SELECTED TEXT
Kelly vetoed a food stamp bill, HB 2448, which had a veto-proof majority in the Senate but was 14 votes short in the House. The bill creates a new work training requirement for able-bodied adults without dependents who work fewer than 30 hours a week.

The governor also vetoed SB 286, which paired an expansion of COVID liability immunity protections for health care facilities with various other provisions. That bill barely squeaked through the Legislature after opposition from Democrats and far-right Republicans.

Kelly said she would like to see new legislation that renews the liability protections using the previous language, which the Legislature allowed to expire.

Republicans won’t override a veto on another controversial bill because Kelly signed it, despite objections of most Democrats. The law, which Schmidt introduced as HB 2717 to prevent local sanctuary cities for immigrants, had enough votes in the Legislature to override a veto.

Sports betting

Lawmakers were unable to pass a bill legalizing sports betting before taking their break. The Senate didn’t take up the issue after SB 84 squeaked by in the House with the slimmest of majorities.

The bill would amend current laws to allow sports wagering operations by lottery gaming facilities. It would also authorize historical horse race machines under parimutuel racing statutes.

A late addition the lengthy legislation was a provision apparently targeted at luring the Kansas City Chiefs to move across the state line. The mechanism would direct most of the state’s sports gambling revenues into a fund aimed at attracting professional sports to Kansas. The money would be controlled by legislative leadership and the governor’s office.

Despite policy disagreements and controversy, lawmakers are expected to legalize sports gambling before leaving Topeka. Expansion advocates don’t want Missouri to beat Kansas to the punch.

COVID-inspired public health bills

When Kelly signed the November special session law guaranteeing religious and moral exemptions to workplace vaccine mandates, the governor indicated that her signature would preempt further legislation targeting public health measures.

That strategy appears to have worked so far, as conservative Republicans have been unable to pass bills targeting vaccines and quarantines while promoting off-label drugs.

The Senate previously passed four bills — SB 489SB 541HB 2280 and HB 2416 — though none of them reached the 27-vote supermajority needed to override a veto, and the House never acted on any of them.

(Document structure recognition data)
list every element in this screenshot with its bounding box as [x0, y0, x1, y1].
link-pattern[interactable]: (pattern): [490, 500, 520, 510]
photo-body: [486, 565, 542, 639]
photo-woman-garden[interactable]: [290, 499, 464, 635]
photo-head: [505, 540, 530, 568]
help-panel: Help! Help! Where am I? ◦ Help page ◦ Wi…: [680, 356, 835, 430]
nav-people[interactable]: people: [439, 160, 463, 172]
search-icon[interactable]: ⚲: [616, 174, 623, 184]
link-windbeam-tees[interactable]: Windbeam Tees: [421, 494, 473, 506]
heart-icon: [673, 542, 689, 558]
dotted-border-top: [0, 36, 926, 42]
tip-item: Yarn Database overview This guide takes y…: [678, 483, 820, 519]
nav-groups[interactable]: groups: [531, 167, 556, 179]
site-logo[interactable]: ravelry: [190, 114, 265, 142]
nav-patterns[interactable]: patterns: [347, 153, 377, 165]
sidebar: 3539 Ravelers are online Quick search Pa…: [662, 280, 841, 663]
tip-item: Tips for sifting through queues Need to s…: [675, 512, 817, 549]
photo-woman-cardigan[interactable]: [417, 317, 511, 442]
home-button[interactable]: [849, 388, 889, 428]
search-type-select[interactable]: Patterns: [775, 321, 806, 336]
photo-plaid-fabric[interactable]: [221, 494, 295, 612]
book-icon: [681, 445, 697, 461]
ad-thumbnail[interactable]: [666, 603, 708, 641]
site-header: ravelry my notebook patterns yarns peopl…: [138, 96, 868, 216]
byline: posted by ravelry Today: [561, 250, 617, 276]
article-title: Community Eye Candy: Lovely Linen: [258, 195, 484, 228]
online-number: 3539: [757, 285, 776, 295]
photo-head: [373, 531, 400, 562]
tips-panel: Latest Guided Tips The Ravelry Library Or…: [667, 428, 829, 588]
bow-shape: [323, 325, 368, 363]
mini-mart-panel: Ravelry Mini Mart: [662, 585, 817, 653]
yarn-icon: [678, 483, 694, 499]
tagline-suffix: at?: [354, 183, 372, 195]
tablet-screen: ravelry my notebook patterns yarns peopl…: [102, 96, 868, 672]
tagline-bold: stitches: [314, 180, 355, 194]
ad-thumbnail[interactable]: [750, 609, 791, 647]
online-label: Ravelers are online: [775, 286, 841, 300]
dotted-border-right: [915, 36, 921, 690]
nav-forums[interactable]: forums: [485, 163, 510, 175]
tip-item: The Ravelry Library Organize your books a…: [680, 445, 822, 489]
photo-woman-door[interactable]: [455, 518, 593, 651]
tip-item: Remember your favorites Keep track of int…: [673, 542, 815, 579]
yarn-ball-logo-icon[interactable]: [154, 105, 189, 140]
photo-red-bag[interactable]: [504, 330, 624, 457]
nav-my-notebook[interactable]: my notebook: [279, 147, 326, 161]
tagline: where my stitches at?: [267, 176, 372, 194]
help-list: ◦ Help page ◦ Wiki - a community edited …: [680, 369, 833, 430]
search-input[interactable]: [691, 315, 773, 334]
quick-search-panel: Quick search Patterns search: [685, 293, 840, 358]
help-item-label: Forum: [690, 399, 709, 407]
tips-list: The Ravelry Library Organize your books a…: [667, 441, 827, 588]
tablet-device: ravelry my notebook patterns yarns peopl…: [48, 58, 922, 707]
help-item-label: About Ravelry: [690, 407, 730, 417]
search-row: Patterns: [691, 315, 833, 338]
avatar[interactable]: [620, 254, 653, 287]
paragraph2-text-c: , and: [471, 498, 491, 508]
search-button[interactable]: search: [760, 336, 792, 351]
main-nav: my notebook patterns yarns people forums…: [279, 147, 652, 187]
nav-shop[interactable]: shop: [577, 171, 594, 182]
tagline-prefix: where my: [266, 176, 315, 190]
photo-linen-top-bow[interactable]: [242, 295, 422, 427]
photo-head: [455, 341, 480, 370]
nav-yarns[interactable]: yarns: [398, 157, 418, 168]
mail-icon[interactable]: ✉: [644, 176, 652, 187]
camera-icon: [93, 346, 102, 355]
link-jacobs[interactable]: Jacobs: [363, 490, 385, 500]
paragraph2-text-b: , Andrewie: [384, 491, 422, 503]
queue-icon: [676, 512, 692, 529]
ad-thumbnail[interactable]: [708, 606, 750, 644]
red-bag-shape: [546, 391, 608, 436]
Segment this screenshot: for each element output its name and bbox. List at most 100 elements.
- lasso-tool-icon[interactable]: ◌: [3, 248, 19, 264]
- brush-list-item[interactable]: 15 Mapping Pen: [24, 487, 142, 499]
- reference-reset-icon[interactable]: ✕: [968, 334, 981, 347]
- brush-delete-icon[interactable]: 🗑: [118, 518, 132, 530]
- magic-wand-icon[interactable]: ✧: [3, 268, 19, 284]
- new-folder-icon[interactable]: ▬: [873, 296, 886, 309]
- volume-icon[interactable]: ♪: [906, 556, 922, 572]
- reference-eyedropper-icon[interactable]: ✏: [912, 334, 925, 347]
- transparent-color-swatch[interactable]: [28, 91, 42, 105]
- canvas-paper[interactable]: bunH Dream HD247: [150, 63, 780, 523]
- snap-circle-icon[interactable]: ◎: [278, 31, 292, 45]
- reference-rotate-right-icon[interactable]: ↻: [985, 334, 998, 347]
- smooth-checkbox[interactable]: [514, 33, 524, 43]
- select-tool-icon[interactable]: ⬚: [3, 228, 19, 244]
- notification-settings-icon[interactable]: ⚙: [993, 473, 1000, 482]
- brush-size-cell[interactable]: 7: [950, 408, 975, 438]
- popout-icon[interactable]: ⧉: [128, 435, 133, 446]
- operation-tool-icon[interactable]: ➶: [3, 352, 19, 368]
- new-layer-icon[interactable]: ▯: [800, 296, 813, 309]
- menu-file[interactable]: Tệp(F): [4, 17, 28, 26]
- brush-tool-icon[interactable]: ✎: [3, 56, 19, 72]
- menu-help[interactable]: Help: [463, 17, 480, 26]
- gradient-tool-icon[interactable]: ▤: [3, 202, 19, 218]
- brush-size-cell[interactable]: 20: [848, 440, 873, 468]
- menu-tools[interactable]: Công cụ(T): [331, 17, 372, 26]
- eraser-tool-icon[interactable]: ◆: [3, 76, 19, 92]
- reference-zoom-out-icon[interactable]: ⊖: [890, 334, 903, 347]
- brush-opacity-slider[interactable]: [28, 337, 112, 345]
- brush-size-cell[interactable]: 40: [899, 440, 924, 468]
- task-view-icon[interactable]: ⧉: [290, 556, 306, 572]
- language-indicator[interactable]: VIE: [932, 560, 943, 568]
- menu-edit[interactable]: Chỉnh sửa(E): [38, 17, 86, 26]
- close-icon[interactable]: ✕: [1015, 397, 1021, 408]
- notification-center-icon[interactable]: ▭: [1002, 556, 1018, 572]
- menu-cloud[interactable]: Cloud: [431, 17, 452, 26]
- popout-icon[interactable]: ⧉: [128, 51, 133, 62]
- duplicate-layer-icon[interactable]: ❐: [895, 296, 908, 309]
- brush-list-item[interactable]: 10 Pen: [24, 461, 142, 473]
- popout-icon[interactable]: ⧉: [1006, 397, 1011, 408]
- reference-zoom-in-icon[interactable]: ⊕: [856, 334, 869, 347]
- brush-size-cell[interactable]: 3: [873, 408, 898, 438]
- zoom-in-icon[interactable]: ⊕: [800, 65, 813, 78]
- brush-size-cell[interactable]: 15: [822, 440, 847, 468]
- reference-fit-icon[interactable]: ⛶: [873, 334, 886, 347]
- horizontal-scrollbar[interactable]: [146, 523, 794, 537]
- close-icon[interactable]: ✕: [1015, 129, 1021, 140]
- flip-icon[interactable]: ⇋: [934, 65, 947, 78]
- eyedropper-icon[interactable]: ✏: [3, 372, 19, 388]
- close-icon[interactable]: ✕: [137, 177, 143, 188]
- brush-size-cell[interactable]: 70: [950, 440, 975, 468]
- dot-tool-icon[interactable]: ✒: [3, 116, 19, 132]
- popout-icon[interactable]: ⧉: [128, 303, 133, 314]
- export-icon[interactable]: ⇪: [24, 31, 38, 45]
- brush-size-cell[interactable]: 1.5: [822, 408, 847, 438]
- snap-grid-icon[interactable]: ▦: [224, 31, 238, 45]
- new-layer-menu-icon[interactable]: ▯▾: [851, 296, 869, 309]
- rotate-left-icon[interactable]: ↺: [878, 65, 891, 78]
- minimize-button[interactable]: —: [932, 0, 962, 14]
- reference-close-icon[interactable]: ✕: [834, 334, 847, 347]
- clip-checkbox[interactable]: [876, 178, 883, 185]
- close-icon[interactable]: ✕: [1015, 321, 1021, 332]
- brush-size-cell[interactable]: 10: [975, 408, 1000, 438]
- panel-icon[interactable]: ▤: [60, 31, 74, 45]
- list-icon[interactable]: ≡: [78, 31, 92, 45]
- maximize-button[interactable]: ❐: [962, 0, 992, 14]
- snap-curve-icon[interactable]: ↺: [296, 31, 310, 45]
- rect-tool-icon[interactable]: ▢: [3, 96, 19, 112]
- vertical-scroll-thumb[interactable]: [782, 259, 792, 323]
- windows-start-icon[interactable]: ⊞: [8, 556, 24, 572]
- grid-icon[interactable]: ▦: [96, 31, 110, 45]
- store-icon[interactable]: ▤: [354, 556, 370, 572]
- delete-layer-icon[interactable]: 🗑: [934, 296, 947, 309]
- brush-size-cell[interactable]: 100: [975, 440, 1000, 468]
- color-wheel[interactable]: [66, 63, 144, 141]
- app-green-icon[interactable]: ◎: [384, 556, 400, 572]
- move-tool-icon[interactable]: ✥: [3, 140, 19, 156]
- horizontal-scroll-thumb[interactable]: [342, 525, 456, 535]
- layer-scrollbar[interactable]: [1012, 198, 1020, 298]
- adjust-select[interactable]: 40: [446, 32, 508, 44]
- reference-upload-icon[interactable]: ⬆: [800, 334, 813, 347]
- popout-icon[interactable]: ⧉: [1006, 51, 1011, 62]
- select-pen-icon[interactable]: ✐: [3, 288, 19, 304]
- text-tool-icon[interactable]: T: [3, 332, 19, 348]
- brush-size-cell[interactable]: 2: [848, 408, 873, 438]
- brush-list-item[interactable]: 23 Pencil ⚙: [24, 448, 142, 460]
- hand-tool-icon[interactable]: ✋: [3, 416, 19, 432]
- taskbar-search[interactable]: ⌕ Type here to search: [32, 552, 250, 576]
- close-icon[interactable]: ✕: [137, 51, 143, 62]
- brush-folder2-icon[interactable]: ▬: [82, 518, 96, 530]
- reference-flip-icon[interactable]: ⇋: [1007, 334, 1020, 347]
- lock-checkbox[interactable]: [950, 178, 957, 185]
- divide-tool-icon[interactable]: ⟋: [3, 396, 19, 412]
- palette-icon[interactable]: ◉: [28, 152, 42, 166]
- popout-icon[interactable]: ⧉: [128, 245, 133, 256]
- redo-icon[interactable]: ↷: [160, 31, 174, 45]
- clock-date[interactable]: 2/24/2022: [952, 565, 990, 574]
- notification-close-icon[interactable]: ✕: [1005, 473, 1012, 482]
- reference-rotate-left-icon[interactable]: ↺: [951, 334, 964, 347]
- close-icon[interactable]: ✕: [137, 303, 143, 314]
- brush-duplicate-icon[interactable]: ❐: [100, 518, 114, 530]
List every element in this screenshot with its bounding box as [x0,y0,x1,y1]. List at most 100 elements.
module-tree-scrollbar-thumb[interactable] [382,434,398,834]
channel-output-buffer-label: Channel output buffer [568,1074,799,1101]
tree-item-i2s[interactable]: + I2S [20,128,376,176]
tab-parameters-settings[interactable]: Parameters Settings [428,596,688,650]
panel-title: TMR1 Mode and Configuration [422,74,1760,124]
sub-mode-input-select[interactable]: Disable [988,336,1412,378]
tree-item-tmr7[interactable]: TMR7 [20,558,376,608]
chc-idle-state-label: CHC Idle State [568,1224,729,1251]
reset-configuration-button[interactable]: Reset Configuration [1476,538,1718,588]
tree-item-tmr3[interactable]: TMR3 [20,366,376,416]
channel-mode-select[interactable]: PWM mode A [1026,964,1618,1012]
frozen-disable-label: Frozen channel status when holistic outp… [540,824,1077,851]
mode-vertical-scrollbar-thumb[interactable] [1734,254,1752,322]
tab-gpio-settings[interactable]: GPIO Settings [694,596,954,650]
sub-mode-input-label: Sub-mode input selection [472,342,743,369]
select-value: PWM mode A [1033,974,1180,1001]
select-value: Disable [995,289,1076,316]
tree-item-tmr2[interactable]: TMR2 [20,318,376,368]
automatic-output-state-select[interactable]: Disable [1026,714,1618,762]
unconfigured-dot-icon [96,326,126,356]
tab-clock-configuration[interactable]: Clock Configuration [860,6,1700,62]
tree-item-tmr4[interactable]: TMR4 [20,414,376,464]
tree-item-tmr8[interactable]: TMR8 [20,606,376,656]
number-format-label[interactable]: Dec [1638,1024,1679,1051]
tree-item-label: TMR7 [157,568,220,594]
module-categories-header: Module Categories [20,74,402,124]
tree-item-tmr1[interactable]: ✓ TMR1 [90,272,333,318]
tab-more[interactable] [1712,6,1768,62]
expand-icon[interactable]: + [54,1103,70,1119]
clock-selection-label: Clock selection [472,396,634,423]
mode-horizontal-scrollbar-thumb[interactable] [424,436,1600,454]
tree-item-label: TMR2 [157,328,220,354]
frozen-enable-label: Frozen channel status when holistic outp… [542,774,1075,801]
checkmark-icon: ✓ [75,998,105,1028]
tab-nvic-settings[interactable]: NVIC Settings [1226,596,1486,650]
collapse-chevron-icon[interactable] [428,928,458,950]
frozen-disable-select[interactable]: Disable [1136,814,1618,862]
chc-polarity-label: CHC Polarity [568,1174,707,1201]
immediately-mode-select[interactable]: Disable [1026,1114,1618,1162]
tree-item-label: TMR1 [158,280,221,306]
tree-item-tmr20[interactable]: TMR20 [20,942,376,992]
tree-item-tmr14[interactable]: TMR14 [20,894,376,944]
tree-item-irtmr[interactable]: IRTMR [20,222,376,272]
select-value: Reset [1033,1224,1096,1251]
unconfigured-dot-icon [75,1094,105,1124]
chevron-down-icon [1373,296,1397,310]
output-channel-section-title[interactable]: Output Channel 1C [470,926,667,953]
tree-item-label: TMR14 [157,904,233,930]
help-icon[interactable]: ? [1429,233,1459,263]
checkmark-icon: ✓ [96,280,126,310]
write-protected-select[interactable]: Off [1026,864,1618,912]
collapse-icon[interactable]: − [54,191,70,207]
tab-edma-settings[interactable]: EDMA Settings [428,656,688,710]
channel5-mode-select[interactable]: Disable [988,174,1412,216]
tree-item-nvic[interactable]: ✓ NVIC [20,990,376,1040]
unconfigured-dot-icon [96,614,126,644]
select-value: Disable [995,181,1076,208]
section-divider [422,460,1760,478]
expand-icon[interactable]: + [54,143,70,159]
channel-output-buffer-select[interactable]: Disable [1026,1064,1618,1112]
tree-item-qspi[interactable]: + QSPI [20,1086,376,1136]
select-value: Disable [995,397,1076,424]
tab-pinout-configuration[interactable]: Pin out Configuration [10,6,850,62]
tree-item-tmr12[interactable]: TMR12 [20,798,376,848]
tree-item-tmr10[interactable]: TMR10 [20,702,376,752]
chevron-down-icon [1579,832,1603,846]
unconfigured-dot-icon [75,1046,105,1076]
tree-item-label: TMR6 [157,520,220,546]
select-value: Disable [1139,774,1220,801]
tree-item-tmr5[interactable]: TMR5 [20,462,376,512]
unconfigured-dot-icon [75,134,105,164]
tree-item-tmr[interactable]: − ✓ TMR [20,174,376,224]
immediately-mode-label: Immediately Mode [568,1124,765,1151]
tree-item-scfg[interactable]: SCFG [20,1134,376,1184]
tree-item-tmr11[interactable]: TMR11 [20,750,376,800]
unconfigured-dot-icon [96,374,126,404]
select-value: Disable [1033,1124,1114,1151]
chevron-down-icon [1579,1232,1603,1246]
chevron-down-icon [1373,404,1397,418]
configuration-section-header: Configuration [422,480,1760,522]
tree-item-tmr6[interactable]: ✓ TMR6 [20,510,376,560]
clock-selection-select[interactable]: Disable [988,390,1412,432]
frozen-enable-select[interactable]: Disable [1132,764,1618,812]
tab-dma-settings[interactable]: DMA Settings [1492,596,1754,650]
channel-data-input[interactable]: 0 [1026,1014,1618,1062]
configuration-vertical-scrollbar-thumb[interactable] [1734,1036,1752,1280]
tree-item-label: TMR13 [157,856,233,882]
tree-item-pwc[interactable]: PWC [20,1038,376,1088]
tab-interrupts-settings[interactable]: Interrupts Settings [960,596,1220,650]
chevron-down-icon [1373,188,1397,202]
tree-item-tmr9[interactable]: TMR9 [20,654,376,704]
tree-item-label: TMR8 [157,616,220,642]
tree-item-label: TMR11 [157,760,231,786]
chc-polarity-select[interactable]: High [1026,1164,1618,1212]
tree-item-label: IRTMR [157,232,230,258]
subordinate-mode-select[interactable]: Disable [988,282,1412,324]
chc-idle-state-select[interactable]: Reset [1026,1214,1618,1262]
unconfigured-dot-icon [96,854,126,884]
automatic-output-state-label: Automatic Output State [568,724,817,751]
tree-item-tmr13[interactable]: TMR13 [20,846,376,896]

STUDY QUESTIONS
A - Duplicate the passage of the Kansas legislative article that opens with the words containing "The bill would" and closes with "parimutuel racing statutes.".
B - Pick up the article on the Kansas Legislature where it stops and continue writing it.

RESPONSES PER TASK
A -
The bill would amend current laws to allow sports wagering operations by lottery gaming facilities. It would also authorize historical horse race machines under parimutuel racing statutes.

B -
The bill that appears most likely to advance is also the one that has been the most controversial: HB 2280, which promotes ivermectin and hydroxychloroquine as off-label COVID-19 treatment, preempts health board investigations related to the pandemic and grants moral exemptions to all childhood wellness vaccines required to attend schools and day cares.

There may be an attempt to tie the fate of the ivermectin bill to another one one the 988 suicide hotline.

That bill, SB 19, would appropriate $10 million for call centers and support services. But there is a concern among some legislators that senators may block the bill if HB 2280 doesn’t advance. A similar move happened last month when House negotiators refused a Senate demand to insert anti-quarantine provisions into SB 12, which is focused on Kansas Department for Children and Families contracts.

The provisions came from SB 489, which overhauls quarantine laws to strip local health officers and the Kansas Department of Health and Environment from ordering quarantines and isolations for any infectious disease.

Among the provisions in the various rewrites of public health laws are mask mandates bans on any level of government, blocking schools from discriminating based on COVID-19 vaccination status and requiring government compensation for businesses affected by public health orders.

Republicans have especially pushed for expanding religious exemptions on childhood vaccine mandates to include non-religious moral and ethical beliefs.

Sen. Mark Steffen, R-Hutchinson, said at a legislative forum earlier this month that HB 2280 is “still very much alive.”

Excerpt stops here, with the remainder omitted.